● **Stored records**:
--- START ---

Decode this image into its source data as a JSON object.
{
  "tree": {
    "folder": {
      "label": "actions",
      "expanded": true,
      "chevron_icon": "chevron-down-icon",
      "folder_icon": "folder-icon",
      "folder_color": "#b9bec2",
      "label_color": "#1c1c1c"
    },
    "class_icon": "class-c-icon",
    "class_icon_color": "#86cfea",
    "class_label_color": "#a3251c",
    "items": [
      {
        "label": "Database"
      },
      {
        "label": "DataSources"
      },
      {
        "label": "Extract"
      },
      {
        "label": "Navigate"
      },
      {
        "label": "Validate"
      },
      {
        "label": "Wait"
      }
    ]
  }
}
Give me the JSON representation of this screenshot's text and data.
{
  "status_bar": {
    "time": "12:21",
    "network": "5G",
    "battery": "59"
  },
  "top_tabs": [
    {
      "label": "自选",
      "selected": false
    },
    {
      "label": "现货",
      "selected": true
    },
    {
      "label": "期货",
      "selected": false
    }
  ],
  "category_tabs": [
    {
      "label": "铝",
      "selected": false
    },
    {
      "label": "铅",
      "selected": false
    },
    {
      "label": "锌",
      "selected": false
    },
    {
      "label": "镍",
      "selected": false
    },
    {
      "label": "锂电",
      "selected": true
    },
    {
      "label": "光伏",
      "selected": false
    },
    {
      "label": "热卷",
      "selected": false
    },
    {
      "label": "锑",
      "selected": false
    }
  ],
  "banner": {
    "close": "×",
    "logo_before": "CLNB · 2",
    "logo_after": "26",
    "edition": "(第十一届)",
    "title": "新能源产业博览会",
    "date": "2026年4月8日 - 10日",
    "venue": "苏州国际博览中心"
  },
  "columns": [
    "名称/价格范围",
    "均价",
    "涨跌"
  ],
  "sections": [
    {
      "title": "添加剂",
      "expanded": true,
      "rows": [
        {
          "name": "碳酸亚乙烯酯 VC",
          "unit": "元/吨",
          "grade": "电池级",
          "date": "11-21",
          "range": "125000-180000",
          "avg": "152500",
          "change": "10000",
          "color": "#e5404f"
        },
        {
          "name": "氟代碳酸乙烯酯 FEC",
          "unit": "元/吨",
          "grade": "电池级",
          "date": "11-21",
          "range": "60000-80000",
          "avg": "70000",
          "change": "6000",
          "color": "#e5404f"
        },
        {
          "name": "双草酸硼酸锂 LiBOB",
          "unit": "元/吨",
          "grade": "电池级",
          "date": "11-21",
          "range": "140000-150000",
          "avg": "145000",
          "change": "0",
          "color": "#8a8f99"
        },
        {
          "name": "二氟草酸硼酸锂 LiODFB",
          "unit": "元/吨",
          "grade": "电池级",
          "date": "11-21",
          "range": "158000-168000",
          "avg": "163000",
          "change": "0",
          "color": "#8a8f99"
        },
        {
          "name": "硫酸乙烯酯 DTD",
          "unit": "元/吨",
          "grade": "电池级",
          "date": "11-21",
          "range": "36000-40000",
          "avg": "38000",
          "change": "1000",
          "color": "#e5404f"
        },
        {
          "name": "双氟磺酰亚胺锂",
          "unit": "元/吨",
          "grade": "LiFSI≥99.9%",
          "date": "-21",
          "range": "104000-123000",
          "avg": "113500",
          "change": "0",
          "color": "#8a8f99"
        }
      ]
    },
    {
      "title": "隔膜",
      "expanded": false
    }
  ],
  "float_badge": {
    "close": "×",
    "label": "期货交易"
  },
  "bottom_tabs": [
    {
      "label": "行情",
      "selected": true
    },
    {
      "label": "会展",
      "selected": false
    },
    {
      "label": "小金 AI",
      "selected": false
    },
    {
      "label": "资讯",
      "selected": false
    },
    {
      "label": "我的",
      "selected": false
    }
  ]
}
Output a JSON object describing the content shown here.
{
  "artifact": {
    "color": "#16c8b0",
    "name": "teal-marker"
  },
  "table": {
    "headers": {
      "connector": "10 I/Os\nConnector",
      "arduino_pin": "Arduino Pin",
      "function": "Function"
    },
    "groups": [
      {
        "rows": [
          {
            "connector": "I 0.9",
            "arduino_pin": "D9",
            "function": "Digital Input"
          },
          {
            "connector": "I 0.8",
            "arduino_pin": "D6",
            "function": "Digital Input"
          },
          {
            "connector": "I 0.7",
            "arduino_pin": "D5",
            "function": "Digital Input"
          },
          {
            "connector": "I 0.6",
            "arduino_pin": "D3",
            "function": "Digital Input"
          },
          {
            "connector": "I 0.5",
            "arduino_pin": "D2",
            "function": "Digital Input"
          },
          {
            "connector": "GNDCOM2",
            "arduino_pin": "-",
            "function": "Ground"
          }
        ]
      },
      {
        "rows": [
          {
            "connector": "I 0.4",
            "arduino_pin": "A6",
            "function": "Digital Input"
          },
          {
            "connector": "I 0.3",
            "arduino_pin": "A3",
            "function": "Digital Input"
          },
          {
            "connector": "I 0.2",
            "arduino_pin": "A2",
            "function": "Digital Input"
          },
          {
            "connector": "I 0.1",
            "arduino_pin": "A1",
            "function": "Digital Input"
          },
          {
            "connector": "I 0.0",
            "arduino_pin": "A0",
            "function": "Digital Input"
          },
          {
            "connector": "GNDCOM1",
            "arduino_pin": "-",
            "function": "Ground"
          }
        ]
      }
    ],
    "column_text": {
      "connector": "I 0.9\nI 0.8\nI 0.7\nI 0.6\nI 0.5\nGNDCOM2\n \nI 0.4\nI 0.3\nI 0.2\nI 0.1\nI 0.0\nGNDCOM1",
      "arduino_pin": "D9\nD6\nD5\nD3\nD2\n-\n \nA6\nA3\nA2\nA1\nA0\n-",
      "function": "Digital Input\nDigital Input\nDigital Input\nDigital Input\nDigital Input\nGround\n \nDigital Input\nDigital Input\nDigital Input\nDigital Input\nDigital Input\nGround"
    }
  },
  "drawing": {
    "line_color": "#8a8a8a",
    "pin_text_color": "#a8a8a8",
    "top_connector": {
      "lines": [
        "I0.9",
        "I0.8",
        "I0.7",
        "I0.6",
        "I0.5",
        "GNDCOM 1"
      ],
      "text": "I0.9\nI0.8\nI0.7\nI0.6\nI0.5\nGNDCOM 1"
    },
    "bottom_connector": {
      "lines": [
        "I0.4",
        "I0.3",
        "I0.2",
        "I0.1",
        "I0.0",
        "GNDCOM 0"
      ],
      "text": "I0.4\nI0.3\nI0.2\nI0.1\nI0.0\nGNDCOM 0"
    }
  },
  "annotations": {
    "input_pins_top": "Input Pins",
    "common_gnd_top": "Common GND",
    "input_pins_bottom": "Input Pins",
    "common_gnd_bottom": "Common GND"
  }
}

--- END ---

● **Exercise requirements**:
Your task is to output all of the data above word for word.

● **Response to this task**:
Decode this image into its source data as a JSON object.
{
  "tree": {
    "folder": {
      "label": "actions",
      "expanded": true,
      "chevron_icon": "chevron-down-icon",
      "folder_icon": "folder-icon",
      "folder_color": "#b9bec2",
      "label_color": "#1c1c1c"
    },
    "class_icon": "class-c-icon",
    "class_icon_color": "#86cfea",
    "class_label_color": "#a3251c",
    "items": [
      {
        "label": "Database"
      },
      {
        "label": "DataSources"
      },
      {
        "label": "Extract"
      },
      {
        "label": "Navigate"
      },
      {
        "label": "Validate"
      },
      {
        "label": "Wait"
      }
    ]
  }
}
Give me the JSON representation of this screenshot's text and data.
{
  "status_bar": {
    "time": "12:21",
    "network": "5G",
    "battery": "59"
  },
  "top_tabs": [
    {
      "label": "自选",
      "selected": false
    },
    {
      "label": "现货",
      "selected": true
    },
    {
      "label": "期货",
      "selected": false
    }
  ],
  "category_tabs": [
    {
      "label": "铝",
      "selected": false
    },
    {
      "label": "铅",
      "selected": false
    },
    {
      "label": "锌",
      "selected": false
    },
    {
      "label": "镍",
      "selected": false
    },
    {
      "label": "锂电",
      "selected": true
    },
    {
      "label": "光伏",
      "selected": false
    },
    {
      "label": "热卷",
      "selected": false
    },
    {
      "label": "锑",
      "selected": false
    }
  ],
  "banner": {
    "close": "×",
    "logo_before": "CLNB · 2",
    "logo_after": "26",
    "edition": "(第十一届)",
    "title": "新能源产业博览会",
    "date": "2026年4月8日 - 10日",
    "venue": "苏州国际博览中心"
  },
  "columns": [
    "名称/价格范围",
    "均价",
    "涨跌"
  ],
  "sections": [
    {
      "title": "添加剂",
      "expanded": true,
      "rows": [
        {
          "name": "碳酸亚乙烯酯 VC",
          "unit": "元/吨",
          "grade": "电池级",
          "date": "11-21",
          "range": "125000-180000",
          "avg": "152500",
          "change": "10000",
          "color": "#e5404f"
        },
        {
          "name": "氟代碳酸乙烯酯 FEC",
          "unit": "元/吨",
          "grade": "电池级",
          "date": "11-21",
          "range": "60000-80000",
          "avg": "70000",
          "change": "6000",
          "color": "#e5404f"
        },
        {
          "name": "双草酸硼酸锂 LiBOB",
          "unit": "元/吨",
          "grade": "电池级",
          "date": "11-21",
          "range": "140000-150000",
          "avg": "145000",
          "change": "0",
          "color": "#8a8f99"
        },
        {
          "name": "二氟草酸硼酸锂 LiODFB",
          "unit": "元/吨",
          "grade": "电池级",
          "date": "11-21",
          "range": "158000-168000",
          "avg": "163000",
          "change": "0",
          "color": "#8a8f99"
        },
        {
          "name": "硫酸乙烯酯 DTD",
          "unit": "元/吨",
          "grade": "电池级",
          "date": "11-21",
          "range": "36000-40000",
          "avg": "38000",
          "change": "1000",
          "color": "#e5404f"
        },
        {
          "name": "双氟磺酰亚胺锂",
          "unit": "元/吨",
          "grade": "LiFSI≥99.9%",
          "date": "-21",
          "range": "104000-123000",
          "avg": "113500",
          "change": "0",
          "color": "#8a8f99"
        }
      ]
    },
    {
      "title": "隔膜",
      "expanded": false
    }
  ],
  "float_badge": {
    "close": "×",
    "label": "期货交易"
  },
  "bottom_tabs": [
    {
      "label": "行情",
      "selected": true
    },
    {
      "label": "会展",
      "selected": false
    },
    {
      "label": "小金 AI",
      "selected": false
    },
    {
      "label": "资讯",
      "selected": false
    },
    {
      "label": "我的",
      "selected": false
    }
  ]
}
Output a JSON object describing the content shown here.
{
  "artifact": {
    "color": "#16c8b0",
    "name": "teal-marker"
  },
  "table": {
    "headers": {
      "connector": "10 I/Os\nConnector",
      "arduino_pin": "Arduino Pin",
      "function": "Function"
    },
    "groups": [
      {
        "rows": [
          {
            "connector": "I 0.9",
            "arduino_pin": "D9",
            "function": "Digital Input"
          },
          {
            "connector": "I 0.8",
            "arduino_pin": "D6",
            "function": "Digital Input"
          },
          {
            "connector": "I 0.7",
            "arduino_pin": "D5",
            "function": "Digital Input"
          },
          {
            "connector": "I 0.6",
            "arduino_pin": "D3",
            "function": "Digital Input"
          },
          {
            "connector": "I 0.5",
            "arduino_pin": "D2",
            "function": "Digital Input"
          },
          {
            "connector": "GNDCOM2",
            "arduino_pin": "-",
            "function": "Ground"
          }
        ]
      },
      {
        "rows": [
          {
            "connector": "I 0.4",
            "arduino_pin": "A6",
            "function": "Digital Input"
          },
          {
            "connector": "I 0.3",
            "arduino_pin": "A3",
            "function": "Digital Input"
          },
          {
            "connector": "I 0.2",
            "arduino_pin": "A2",
            "function": "Digital Input"
          },
          {
            "connector": "I 0.1",
            "arduino_pin": "A1",
            "function": "Digital Input"
          },
          {
            "connector": "I 0.0",
            "arduino_pin": "A0",
            "function": "Digital Input"
          },
          {
            "connector": "GNDCOM1",
            "arduino_pin": "-",
            "function": "Ground"
          }
        ]
      }
    ],
    "column_text": {
      "connector": "I 0.9\nI 0.8\nI 0.7\nI 0.6\nI 0.5\nGNDCOM2\n \nI 0.4\nI 0.3\nI 0.2\nI 0.1\nI 0.0\nGNDCOM1",
      "arduino_pin": "D9\nD6\nD5\nD3\nD2\n-\n \nA6\nA3\nA2\nA1\nA0\n-",
      "function": "Digital Input\nDigital Input\nDigital Input\nDigital Input\nDigital Input\nGround\n \nDigital Input\nDigital Input\nDigital Input\nDigital Input\nDigital Input\nGround"
    }
  },
  "drawing": {
    "line_color": "#8a8a8a",
    "pin_text_color": "#a8a8a8",
    "top_connector": {
      "lines": [
        "I0.9",
        "I0.8",
        "I0.7",
        "I0.6",
        "I0.5",
        "GNDCOM 1"
      ],
      "text": "I0.9\nI0.8\nI0.7\nI0.6\nI0.5\nGNDCOM 1"
    },
    "bottom_connector": {
      "lines": [
        "I0.4",
        "I0.3",
        "I0.2",
        "I0.1",
        "I0.0",
        "GNDCOM 0"
      ],
      "text": "I0.4\nI0.3\nI0.2\nI0.1\nI0.0\nGNDCOM 0"
    }
  },
  "annotations": {
    "input_pins_top": "Input Pins",
    "common_gnd_top": "Common GND",
    "input_pins_bottom": "Input Pins",
    "common_gnd_bottom": "Common GND"
  }
}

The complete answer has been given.